**WHAT YOU NEED TO DO**
Lines containing the word "grid" are to be located and copied.

Start EXTRACTED DATA

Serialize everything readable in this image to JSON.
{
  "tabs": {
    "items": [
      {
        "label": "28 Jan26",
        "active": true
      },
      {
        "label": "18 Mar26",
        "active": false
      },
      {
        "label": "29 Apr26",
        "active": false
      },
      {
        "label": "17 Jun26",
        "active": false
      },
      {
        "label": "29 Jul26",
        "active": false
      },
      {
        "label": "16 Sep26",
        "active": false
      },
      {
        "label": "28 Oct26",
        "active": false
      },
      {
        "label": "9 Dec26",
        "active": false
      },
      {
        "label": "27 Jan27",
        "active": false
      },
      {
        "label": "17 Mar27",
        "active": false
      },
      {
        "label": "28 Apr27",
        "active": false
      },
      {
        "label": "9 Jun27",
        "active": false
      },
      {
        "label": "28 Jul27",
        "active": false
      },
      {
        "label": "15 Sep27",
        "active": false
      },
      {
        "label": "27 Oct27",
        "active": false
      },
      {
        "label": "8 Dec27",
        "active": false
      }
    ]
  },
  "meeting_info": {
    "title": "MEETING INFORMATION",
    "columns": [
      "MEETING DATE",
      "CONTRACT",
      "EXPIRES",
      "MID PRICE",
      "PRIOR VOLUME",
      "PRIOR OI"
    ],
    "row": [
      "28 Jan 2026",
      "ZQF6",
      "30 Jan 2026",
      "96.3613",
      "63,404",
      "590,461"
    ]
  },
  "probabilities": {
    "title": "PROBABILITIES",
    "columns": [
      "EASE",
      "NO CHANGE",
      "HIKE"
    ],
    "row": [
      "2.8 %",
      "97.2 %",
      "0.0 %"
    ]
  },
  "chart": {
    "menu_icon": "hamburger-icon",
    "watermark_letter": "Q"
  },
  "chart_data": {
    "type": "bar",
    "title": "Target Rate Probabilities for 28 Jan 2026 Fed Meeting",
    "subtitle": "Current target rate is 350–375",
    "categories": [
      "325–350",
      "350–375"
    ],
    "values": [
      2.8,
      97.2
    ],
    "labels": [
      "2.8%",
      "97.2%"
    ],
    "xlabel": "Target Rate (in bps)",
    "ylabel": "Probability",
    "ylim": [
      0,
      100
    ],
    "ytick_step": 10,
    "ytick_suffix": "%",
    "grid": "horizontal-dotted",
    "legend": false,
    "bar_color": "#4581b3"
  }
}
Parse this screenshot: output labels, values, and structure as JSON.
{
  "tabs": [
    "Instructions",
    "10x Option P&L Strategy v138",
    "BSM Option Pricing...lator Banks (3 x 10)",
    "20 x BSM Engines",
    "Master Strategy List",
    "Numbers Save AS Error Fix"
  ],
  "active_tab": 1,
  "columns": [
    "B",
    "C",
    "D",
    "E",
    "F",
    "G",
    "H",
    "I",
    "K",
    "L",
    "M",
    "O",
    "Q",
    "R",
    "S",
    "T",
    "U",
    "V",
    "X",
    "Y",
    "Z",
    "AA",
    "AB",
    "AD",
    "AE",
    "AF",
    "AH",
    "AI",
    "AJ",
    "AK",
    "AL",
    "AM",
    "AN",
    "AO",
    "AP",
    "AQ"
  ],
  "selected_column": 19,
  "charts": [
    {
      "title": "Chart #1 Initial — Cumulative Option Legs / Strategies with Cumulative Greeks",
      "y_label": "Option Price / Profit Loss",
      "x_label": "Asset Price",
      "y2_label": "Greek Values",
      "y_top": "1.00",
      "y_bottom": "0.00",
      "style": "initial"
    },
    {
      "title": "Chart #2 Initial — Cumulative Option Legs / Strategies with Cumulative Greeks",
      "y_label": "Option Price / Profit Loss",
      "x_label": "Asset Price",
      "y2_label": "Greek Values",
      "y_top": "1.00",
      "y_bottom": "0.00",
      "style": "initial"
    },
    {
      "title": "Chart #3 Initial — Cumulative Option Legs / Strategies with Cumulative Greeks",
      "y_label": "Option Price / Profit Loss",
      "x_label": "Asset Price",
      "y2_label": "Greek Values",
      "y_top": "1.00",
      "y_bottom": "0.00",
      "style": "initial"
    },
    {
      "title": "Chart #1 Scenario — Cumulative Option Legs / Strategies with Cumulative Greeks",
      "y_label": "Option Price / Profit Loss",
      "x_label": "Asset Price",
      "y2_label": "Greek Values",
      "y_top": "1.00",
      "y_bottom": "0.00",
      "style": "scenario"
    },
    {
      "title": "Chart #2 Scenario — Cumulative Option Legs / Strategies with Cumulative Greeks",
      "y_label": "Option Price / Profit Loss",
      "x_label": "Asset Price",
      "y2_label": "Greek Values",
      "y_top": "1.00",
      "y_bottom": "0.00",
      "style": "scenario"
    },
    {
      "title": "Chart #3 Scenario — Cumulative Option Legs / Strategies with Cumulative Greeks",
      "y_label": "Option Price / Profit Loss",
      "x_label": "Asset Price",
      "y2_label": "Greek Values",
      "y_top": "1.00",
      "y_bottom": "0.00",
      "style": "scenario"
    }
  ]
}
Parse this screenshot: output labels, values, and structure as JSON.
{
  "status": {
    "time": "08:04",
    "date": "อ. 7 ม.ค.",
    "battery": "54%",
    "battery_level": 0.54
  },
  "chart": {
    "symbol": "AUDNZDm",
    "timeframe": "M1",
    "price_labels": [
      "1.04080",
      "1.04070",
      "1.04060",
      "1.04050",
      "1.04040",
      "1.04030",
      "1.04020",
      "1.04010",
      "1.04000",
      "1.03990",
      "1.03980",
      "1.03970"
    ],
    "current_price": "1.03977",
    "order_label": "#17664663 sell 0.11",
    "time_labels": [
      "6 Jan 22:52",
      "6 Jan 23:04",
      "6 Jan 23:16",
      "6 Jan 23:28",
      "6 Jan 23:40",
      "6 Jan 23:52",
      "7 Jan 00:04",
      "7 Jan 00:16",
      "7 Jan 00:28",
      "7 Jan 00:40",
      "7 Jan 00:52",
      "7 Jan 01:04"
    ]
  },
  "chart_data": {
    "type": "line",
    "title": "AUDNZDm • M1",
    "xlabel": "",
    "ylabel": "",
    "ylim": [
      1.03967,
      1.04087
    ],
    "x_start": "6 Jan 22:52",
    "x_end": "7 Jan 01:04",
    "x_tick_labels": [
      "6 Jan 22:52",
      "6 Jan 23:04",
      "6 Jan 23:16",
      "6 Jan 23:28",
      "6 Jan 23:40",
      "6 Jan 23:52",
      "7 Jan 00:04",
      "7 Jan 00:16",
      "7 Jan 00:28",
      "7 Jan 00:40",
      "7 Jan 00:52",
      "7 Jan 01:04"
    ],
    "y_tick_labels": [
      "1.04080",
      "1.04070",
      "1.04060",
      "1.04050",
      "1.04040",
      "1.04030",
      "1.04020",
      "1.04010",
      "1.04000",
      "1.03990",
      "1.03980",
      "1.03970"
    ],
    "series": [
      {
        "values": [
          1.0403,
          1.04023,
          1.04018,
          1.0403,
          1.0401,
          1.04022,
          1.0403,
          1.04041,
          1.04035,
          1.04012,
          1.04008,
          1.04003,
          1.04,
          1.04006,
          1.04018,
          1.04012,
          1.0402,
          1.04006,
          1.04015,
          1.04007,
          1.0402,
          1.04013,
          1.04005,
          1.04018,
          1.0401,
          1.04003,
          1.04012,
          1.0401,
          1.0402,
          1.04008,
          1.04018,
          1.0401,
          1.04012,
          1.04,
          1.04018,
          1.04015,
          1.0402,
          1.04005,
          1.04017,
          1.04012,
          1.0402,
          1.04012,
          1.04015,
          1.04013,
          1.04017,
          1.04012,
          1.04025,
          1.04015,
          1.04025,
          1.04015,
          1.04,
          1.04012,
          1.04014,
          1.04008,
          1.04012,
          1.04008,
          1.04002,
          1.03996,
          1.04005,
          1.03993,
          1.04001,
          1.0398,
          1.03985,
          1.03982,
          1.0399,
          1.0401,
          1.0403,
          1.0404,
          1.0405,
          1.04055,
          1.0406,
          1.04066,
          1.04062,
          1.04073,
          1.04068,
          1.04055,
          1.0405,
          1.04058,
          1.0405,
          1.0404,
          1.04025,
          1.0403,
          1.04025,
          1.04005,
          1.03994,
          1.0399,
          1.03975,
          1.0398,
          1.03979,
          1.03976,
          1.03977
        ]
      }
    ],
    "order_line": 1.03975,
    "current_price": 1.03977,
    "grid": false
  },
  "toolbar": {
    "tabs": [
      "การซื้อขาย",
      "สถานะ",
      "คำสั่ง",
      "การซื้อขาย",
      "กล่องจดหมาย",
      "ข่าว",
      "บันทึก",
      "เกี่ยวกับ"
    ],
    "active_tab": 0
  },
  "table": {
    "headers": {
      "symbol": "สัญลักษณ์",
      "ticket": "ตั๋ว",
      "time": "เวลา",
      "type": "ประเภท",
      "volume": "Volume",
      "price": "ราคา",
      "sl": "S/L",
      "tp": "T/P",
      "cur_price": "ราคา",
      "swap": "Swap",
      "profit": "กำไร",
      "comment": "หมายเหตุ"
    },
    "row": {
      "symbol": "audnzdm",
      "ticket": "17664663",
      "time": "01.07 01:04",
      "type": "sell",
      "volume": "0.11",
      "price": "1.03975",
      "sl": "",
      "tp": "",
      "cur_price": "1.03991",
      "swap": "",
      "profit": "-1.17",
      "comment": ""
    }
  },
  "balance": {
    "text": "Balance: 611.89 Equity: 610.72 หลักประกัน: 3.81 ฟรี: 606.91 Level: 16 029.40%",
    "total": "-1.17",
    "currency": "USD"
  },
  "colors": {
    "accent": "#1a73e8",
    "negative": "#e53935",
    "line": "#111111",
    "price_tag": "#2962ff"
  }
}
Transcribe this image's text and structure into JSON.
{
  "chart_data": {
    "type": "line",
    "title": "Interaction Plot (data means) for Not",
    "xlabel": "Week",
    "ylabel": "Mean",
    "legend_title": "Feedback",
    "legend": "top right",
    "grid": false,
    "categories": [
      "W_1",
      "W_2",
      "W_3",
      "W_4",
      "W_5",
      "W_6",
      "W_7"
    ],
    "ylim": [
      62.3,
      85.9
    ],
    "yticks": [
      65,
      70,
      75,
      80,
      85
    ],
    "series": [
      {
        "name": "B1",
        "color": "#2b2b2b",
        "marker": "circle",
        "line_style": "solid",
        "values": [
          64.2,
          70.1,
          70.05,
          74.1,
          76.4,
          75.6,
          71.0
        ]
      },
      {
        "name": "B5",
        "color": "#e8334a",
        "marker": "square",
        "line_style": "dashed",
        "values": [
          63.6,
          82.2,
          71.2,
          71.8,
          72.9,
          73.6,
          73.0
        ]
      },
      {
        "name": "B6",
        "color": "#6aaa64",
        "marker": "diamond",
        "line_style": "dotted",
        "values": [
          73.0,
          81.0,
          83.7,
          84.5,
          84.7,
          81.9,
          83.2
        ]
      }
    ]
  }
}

End EXTRACTED DATA

**EXERCISE ANSWER**
    "grid": "horizontal-dotted",
    "grid": false
    "grid": false,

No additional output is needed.